DIRECTIONS FOR THIS TASK:
Work out how many lines in the entries below include the word "JSON". Give nothing but the number.
------ RECORDS FOR THE TASK ------
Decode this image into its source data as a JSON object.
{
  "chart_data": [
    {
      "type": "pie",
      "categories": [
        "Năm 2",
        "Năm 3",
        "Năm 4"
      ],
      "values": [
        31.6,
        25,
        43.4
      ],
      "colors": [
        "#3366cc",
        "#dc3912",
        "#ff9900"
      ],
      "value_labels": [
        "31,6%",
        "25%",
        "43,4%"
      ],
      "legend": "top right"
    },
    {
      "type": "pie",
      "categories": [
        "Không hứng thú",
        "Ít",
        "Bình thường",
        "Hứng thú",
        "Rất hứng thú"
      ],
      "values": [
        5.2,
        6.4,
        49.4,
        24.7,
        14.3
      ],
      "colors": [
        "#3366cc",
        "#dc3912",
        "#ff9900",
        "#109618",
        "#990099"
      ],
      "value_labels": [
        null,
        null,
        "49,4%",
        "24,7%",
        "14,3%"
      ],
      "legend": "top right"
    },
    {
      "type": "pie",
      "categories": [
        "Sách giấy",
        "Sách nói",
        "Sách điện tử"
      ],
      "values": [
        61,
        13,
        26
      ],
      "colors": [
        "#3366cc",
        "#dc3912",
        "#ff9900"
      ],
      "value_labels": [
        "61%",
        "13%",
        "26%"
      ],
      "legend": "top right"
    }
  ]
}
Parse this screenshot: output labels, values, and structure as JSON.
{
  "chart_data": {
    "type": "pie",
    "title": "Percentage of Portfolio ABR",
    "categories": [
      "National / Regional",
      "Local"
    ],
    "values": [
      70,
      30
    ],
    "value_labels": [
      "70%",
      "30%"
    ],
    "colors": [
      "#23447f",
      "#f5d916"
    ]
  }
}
------
EXERCISE SOLUTION:
2